#### PROBLEM DESCRIPTION
Copy each line that contains the string "пылатеничка".

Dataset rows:
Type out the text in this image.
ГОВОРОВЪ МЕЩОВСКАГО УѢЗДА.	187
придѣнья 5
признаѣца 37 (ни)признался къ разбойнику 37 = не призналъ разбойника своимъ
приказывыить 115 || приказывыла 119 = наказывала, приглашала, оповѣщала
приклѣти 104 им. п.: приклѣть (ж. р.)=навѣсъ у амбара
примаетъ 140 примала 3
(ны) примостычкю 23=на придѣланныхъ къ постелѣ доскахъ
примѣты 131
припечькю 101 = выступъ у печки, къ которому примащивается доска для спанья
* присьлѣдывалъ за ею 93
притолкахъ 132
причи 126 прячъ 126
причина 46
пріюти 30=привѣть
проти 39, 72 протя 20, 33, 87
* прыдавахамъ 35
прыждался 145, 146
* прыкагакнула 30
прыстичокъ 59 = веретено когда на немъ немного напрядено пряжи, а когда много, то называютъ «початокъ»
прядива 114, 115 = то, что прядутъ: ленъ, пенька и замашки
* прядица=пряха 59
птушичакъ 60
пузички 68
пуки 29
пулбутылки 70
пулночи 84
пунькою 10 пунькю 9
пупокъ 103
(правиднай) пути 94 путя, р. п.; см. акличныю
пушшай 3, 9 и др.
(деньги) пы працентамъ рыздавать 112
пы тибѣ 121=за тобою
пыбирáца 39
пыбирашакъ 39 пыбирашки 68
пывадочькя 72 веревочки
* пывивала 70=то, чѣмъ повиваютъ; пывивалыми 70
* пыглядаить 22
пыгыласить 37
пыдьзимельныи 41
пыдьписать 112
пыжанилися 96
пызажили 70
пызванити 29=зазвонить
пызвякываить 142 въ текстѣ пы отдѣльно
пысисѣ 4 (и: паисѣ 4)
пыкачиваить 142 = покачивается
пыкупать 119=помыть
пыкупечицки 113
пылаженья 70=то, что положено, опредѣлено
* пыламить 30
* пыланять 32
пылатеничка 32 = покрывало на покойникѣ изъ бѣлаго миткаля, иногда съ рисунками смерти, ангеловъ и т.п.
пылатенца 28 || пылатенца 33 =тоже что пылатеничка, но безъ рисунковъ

#### SOLUTION FOR THIS PROBLEM
пылатеничка 32 = покрывало на покойникѣ изъ бѣлаго миткаля, иногда съ рисунками смерти, ангеловъ и т.п.
пылатенца 28 || пылатенца 33 =тоже что пылатеничка, но безъ рисунковъ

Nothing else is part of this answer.